6– Satıcı ürününde hile yapmamalı. Ürünün içine başka maddeler katmamalı. (Süte su katılması gibi) Satıcı ürün hakkında alıcıya doğru bilgi vermelidir.
7– Gerek satıcı, gerekse alıcı, alışverişte çok dikkatli davranmalıdır. Ne aldanmalı nede karşı tarafı aldatmalıdır. Dikkatli davranması adaletin tesisi için yapılmalı.
8– Alıcı bir ürüne talip olduğunu da, üçüncü bir şahıs araya girip ürüne talebini açıklayarak, fiyat artışına ve malın değerlenmesini sağlamak doğru bir yaklaşım değildir bundan uzak durmak lazım.
9– Haram olan malların alım ve satımı yapılmamalı.
10– Kaynağı belli olmayan, çalınmış, gasp edilmiş malları dükkânlara sokmamalı, satışları yapılmamalıdır.
11– Satın alınan bir ürün, alıcıyı memnun etmemişse, mala bir zarar vermemiş olması kaydı ile malın iadesi yapılabilmeli. Alıcı aldığı maldan pişman olursa, iade edebilmeli.

ALIŞVERİŞTE BORÇLANMANIN ÂDÂBI
1– Alışverişlerde borçlanma haktır, ancak borçta aşırıya, altından kalkamayacağı borcun altına girilmemeli.
2– Faiz ve benzeri haram yöntemleri ile kesinlikle borçlanmaya gidilmemeli.
3– Borçluyu sıkmamalı. Borcunu ödemesi için baskı ve eziyetten uzak durmalı.
4– Borçlu, alacaklısına borcu ödeme gayretinde olmalı. Borçlu, borcunu gününden önce ödemeye gayret etmeli.

----

- [Görev Listesi]:
**a)** Alışveriş âdâbı metninde "ALIŞVERİŞTE BORÇLANMANIN ÂDÂBI" başlığının altında numaralandırılmış kuralların tamamını sıralayın.
**b)** Alışveriş âdâbı metninde "ALIŞVERİŞTE BORÇLANMANIN ÂDÂBI" sözlerinden başlayıp "eziyetten uzak durmalı." sözlerine kadar inen bölümün tamamını hiçbir değişiklik yapmadan yazın.
**c)** Alışveriş âdâbı metnini, son cümlesinden sonra kaldığı yerden devam ettirin.

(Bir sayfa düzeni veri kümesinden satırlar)
----

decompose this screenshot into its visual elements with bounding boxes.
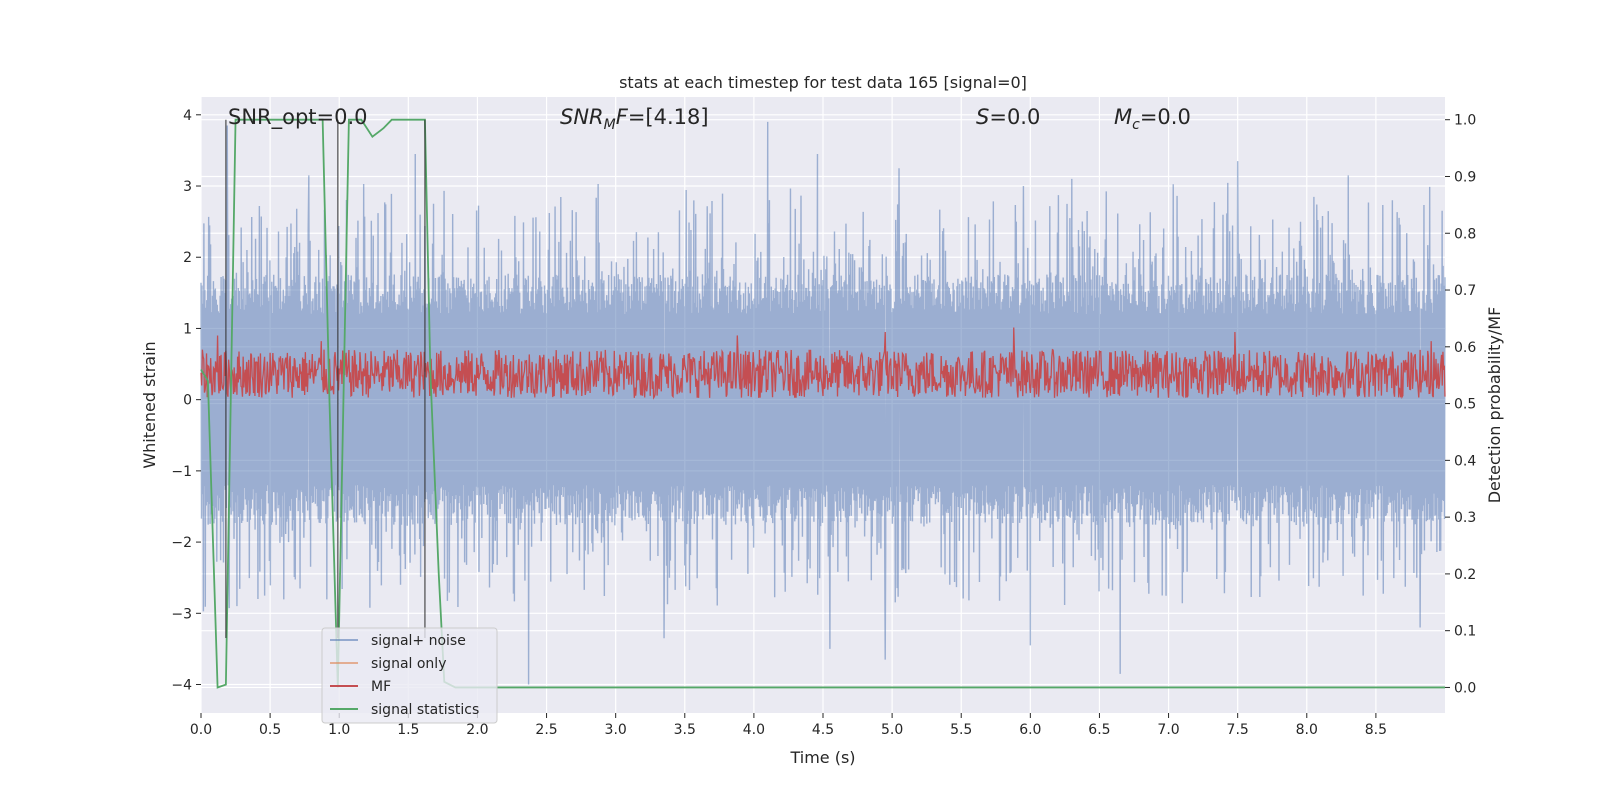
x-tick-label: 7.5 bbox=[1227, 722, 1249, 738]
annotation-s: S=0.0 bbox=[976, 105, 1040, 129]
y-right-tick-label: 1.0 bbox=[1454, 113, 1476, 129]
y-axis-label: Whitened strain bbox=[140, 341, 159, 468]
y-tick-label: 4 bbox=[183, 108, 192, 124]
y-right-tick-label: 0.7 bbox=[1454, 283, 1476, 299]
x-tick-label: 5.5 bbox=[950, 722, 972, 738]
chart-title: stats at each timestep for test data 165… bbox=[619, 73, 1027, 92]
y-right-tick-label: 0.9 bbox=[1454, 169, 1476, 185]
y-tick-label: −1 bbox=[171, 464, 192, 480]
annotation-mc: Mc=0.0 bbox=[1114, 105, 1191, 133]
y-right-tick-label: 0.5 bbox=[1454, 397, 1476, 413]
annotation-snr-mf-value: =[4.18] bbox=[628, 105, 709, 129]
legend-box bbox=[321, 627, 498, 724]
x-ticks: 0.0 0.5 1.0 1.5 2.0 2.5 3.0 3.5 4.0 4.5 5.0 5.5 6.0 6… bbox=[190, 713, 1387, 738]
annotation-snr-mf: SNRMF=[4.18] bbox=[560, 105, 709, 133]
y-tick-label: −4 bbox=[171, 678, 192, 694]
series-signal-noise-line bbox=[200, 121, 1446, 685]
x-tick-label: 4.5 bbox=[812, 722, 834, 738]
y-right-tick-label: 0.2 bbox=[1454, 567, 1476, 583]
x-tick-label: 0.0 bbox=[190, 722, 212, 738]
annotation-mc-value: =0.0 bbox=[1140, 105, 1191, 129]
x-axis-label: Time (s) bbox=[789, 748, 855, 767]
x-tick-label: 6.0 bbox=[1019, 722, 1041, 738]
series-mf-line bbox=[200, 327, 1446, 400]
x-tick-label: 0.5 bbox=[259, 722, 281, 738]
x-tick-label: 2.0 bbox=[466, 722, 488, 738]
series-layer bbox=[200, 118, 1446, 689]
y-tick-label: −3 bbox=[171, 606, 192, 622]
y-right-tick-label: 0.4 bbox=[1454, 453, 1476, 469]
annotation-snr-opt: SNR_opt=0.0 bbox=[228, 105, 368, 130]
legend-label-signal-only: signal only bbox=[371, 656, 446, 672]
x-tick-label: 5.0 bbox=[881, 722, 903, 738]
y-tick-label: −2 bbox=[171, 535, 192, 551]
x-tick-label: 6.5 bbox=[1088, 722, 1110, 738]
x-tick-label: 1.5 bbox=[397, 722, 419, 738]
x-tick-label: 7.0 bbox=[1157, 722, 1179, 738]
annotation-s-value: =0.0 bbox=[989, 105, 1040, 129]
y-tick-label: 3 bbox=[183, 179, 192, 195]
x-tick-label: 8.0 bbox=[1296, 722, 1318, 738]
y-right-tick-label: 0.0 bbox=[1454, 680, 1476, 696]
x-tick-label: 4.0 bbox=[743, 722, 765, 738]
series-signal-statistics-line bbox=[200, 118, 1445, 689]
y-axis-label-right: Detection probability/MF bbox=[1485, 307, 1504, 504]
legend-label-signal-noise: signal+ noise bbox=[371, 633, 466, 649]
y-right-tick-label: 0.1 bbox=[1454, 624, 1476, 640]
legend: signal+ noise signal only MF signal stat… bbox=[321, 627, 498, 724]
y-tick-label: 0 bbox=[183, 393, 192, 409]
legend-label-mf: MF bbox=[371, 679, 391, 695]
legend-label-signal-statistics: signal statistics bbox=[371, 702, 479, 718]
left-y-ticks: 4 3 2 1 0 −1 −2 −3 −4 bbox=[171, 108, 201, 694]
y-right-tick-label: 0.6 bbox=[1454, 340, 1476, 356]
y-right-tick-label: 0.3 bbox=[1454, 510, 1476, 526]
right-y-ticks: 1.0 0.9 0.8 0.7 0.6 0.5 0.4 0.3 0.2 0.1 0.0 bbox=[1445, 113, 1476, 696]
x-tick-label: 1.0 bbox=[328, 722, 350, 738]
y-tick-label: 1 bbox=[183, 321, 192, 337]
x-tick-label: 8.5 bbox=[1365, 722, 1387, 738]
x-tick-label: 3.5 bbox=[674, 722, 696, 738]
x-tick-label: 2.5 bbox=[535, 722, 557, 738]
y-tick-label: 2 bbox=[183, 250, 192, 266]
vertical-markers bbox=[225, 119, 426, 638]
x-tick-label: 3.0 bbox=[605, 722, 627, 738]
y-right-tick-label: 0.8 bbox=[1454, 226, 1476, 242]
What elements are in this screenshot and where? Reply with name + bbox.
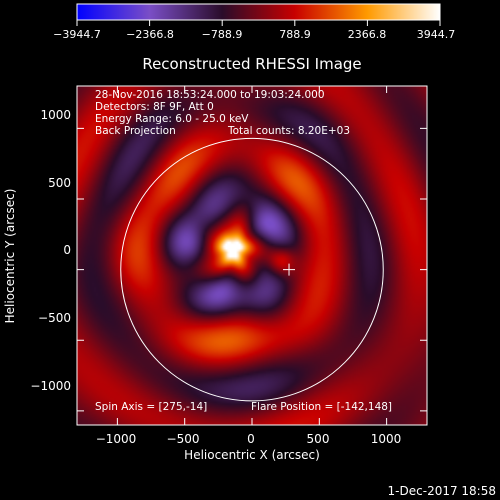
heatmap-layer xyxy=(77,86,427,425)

----

- [Alıştırma Cevapları]:
**a)**
1– Alışverişlerde borçlanma haktır, ancak borçta aşırıya, altından kalkamayacağı borcun altına girilmemeli.
2– Faiz ve benzeri haram yöntemleri ile kesinlikle borçlanmaya gidilmemeli.
3– Borçluyu sıkmamalı. Borcunu ödemesi için baskı ve eziyetten uzak durmalı.
4– Borçlu, alacaklısına borcu ödeme gayretinde olmalı. Borçlu, borcunu gününden önce ödemeye gayret etmeli.

**b)**
ALIŞVERİŞTE BORÇLANMANIN ÂDÂBI
1– Alışverişlerde borçlanma haktır, ancak borçta aşırıya, altından kalkamayacağı borcun altına girilmemeli.
2– Faiz ve benzeri haram yöntemleri ile kesinlikle borçlanmaya gidilmemeli.
3– Borçluyu sıkmamalı. Borcunu ödemesi için baskı ve eziyetten uzak durmalı.

**c)**
ELBİSE GİYME ÂDÂBI
Müslüman'ın her işinde olduğu gibi giyinmesinin de bir adabı vardır.
1– Giyilecek elbisenin kumaşının mümkün mertebe kalın olmasına dikkat edilmeli. Kalın olmasının sebebi; vücut azalarımızı göstermemesi içindir.
2– Elbise giyiminde beyaz renk tercih edilmeli.
3– Elbise de kırmızı renkten kesinlikle kaçınılmalıdır.
4– Giyilen elbisenin, temiz ve düzgün olmasına özen gösterilmelidir. Giydiğimiz elbiselerde karşı tarafa tiksindirici, nefret edici görüntü vermekten kaçınılmalıdır.
5– Herkes kendi durumunu dikkate alarak giyinmeye özen göstermelidir. Fakir bir insan, kendisini varlıklı gösterecek şekilde giyinmeyeceği gibi, zenginde fakir gösterecek şekilde giyimden uzak durmalıdır. Herkes maddi durumuna uygun giyinmelidir.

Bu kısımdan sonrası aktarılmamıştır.